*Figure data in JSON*

* * *

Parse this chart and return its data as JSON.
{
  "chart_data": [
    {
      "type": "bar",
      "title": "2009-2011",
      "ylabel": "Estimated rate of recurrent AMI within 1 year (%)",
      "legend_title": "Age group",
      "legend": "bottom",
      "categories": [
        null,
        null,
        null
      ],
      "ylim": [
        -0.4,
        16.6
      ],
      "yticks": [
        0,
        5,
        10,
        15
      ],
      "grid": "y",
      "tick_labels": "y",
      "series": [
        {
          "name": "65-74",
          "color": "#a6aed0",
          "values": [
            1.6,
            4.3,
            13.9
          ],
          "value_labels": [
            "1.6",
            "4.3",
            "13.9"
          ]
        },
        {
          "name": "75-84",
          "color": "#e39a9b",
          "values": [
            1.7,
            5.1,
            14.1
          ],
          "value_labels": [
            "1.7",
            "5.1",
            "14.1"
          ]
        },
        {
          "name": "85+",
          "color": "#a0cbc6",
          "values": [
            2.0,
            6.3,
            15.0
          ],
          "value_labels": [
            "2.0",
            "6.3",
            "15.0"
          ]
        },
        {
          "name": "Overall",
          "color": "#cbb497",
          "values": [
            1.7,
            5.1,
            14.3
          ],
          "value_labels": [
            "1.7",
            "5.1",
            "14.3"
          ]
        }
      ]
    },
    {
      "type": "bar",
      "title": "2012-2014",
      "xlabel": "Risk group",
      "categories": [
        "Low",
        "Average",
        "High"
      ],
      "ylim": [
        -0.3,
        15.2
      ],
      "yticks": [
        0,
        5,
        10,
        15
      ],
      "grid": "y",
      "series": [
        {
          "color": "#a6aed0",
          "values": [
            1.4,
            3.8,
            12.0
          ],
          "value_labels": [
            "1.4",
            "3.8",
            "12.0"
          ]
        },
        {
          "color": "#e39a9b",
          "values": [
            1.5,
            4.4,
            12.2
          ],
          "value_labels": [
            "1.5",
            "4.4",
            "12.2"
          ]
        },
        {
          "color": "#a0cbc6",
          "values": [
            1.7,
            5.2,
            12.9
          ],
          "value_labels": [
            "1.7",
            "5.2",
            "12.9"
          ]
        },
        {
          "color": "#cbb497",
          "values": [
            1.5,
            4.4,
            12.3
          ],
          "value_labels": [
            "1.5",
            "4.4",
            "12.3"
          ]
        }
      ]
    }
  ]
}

* * *

*Task brief*
Take the data above and return it exactly.

*Written reply*
Parse this chart and return its data as JSON.
{
  "chart_data": [
    {
      "type": "bar",
      "title": "2009-2011",
      "ylabel": "Estimated rate of recurrent AMI within 1 year (%)",
      "legend_title": "Age group",
      "legend": "bottom",
      "categories": [
        null,
        null,
        null
      ],
      "ylim": [
        -0.4,
        16.6
      ],
      "yticks": [
        0,
        5,
        10,
        15
      ],
      "grid": "y",
      "tick_labels": "y",
      "series": [
        {
          "name": "65-74",
          "color": "#a6aed0",
          "values": [
            1.6,
            4.3,
            13.9
          ],
          "value_labels": [
            "1.6",
            "4.3",
            "13.9"
          ]
        },
        {
          "name": "75-84",
          "color": "#e39a9b",
          "values": [
            1.7,
            5.1,
            14.1
          ],
          "value_labels": [
            "1.7",
            "5.1",
            "14.1"
          ]
        },
        {
          "name": "85+",
          "color": "#a0cbc6",
          "values": [
            2.0,
            6.3,
            15.0
          ],
          "value_labels": [
            "2.0",
            "6.3",
            "15.0"
          ]
        },
        {
          "name": "Overall",
          "color": "#cbb497",
          "values": [
            1.7,
            5.1,
            14.3
          ],
          "value_labels": [
            "1.7",
            "5.1",
            "14.3"
          ]
        }
      ]
    },
    {
      "type": "bar",
      "title": "2012-2014",
      "xlabel": "Risk group",
      "categories": [
        "Low",
        "Average",
        "High"
      ],
      "ylim": [
        -0.3,
        15.2
      ],
      "yticks": [
        0,
        5,
        10,
        15
      ],
      "grid": "y",
      "series": [
        {
          "color": "#a6aed0",
          "values": [
            1.4,
            3.8,
            12.0
          ],
          "value_labels": [
            "1.4",
            "3.8",
            "12.0"
          ]
        },
        {
          "color": "#e39a9b",
          "values": [
            1.5,
            4.4,
            12.2
          ],
          "value_labels": [
            "1.5",
            "4.4",
            "12.2"
          ]
        },
        {
          "color": "#a0cbc6",
          "values": [
            1.7,
            5.2,
            12.9
          ],
          "value_labels": [
            "1.7",
            "5.2",
            "12.9"
          ]
        },
        {
          "color": "#cbb497",
          "values": [
            1.5,
            4.4,
            12.3
          ],
          "value_labels": [
            "1.5",
            "4.4",
            "12.3"
          ]
        }
      ]
    }
  ]
}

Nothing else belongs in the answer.